== Job ==
Reproduce the part of the rows below that opens with the line containing "description-bullet: • commit" and closes with the line containing "table-row: [3, 202, 515, 244]", both ends included, without altering a single character.

····················

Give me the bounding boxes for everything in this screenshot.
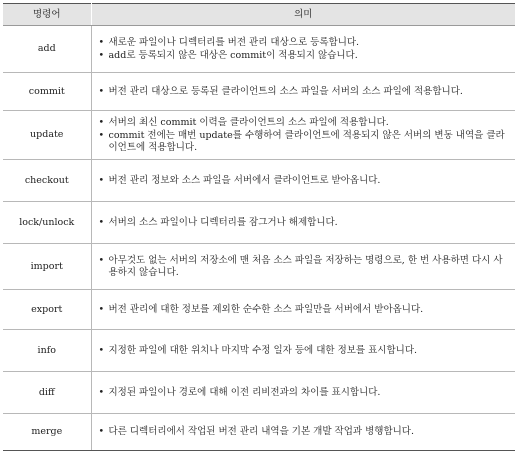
description-bullet: • commit 전에는 매번 update를 수행하여 클라이언트에 적용되지 않은 서버의 변동 내역을 클라이언트에 적용합니다.: [98, 130, 512, 154]
description-bullet: • 아무것도 없는 서버의 저장소에 맨 처음 소스 파일을 저장하는 명령으로, 한 번 사용하면 다시 사용하지 않습니다.: [98, 255, 512, 279]
description-bullet: • 지정한 파일에 대한 위치나 마지막 수정 일자 등에 대한 정보를 표시합니다.: [98, 345, 512, 357]
command-description: [91, 244, 515, 290]
table-row: [3, 414, 515, 451]
table-row: [3, 111, 515, 160]
command-description: [91, 73, 515, 111]
command-description: [91, 111, 515, 160]
command-name: checkout: [3, 160, 91, 202]
command-name: export: [3, 290, 91, 330]
table-row: [3, 160, 515, 202]
command-description: [91, 160, 515, 202]
description-bullet: • 서버의 소스 파일이나 디렉터리를 잠그거나 해제합니다.: [98, 217, 512, 229]
command-description: [91, 372, 515, 414]
description-bullet: • 서버의 최신 commit 이력을 클라이언트의 소스 파일에 적용합니다.: [98, 117, 512, 129]
description-bullet: • 버전 관리에 대한 정보를 제외한 순수한 소스 파일만을 서버에서 받아옵니다.: [98, 304, 512, 316]
command-name: info: [3, 330, 91, 372]
description-bullet: • 다른 디렉터리에서 작업된 버전 관리 내역을 기본 개발 작업과 병행합니다.: [98, 426, 512, 438]
command-description: [91, 290, 515, 330]
command-table: [3, 3, 515, 451]
header-meaning: 의미: [91, 4, 515, 26]
description-bullet: • 지정된 파일이나 경로에 대해 이전 리비전과의 차이를 표시합니다.: [98, 387, 512, 399]
command-description: [91, 330, 515, 372]
command-name: commit: [3, 73, 91, 111]
description-bullet: • 새로운 파일이나 디렉터리를 버전 관리 대상으로 등록합니다.: [98, 37, 512, 49]
table-row: [3, 372, 515, 414]
command-description: [91, 26, 515, 73]
description-bullet: • 버전 관리 대상으로 등록된 클라이언트의 소스 파일을 서버의 소스 파일에 적용합니다.: [98, 86, 512, 98]
table-row: [3, 202, 515, 244]
description-bullet: • add로 등록되지 않은 대상은 commit이 적용되지 않습니다.: [98, 50, 512, 62]
command-name: diff: [3, 372, 91, 414]
header-row: [3, 4, 515, 26]
command-name: update: [3, 111, 91, 160]
command-name: import: [3, 244, 91, 290]
table-row: [3, 73, 515, 111]
table-row: [3, 330, 515, 372]
command-name: lock/unlock: [3, 202, 91, 244]
command-description: [91, 414, 515, 451]
description-bullet: • 버전 관리 정보와 소스 파일을 서버에서 클라이언트로 받아옵니다.: [98, 175, 512, 187]
table-row: [3, 290, 515, 330]
table-row: [3, 244, 515, 290]
command-description: [91, 202, 515, 244]
header-command: 명령어: [3, 4, 91, 26]
table-row: [3, 26, 515, 73]
command-name: add: [3, 26, 91, 73]
command-name: merge: [3, 414, 91, 451]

····················

== The response ==
description-bullet: • commit 전에는 매번 update를 수행하여 클라이언트에 적용되지 않은 서버의 변동 내역을 클라이언트에 적용합니다.: [98, 130, 512, 154]
description-bullet: • 아무것도 없는 서버의 저장소에 맨 처음 소스 파일을 저장하는 명령으로, 한 번 사용하면 다시 사용하지 않습니다.: [98, 255, 512, 279]
description-bullet: • 지정한 파일에 대한 위치나 마지막 수정 일자 등에 대한 정보를 표시합니다.: [98, 345, 512, 357]
command-description: [91, 244, 515, 290]
table-row: [3, 414, 515, 451]
table-row: [3, 111, 515, 160]
command-description: [91, 73, 515, 111]
command-description: [91, 111, 515, 160]
command-name: checkout: [3, 160, 91, 202]
command-name: export: [3, 290, 91, 330]
table-row: [3, 160, 515, 202]
command-description: [91, 160, 515, 202]
description-bullet: • 서버의 소스 파일이나 디렉터리를 잠그거나 해제합니다.: [98, 217, 512, 229]
command-description: [91, 372, 515, 414]
description-bullet: • 서버의 최신 commit 이력을 클라이언트의 소스 파일에 적용합니다.: [98, 117, 512, 129]
description-bullet: • 버전 관리에 대한 정보를 제외한 순수한 소스 파일만을 서버에서 받아옵니다.: [98, 304, 512, 316]
command-name: info: [3, 330, 91, 372]
description-bullet: • 다른 디렉터리에서 작업된 버전 관리 내역을 기본 개발 작업과 병행합니다.: [98, 426, 512, 438]
command-description: [91, 290, 515, 330]
command-table: [3, 3, 515, 451]
header-meaning: 의미: [91, 4, 515, 26]
description-bullet: • 지정된 파일이나 경로에 대해 이전 리비전과의 차이를 표시합니다.: [98, 387, 512, 399]
command-description: [91, 330, 515, 372]
command-name: commit: [3, 73, 91, 111]
description-bullet: • 새로운 파일이나 디렉터리를 버전 관리 대상으로 등록합니다.: [98, 37, 512, 49]
table-row: [3, 372, 515, 414]
command-description: [91, 26, 515, 73]
description-bullet: • 버전 관리 대상으로 등록된 클라이언트의 소스 파일을 서버의 소스 파일에 적용합니다.: [98, 86, 512, 98]
table-row: [3, 202, 515, 244]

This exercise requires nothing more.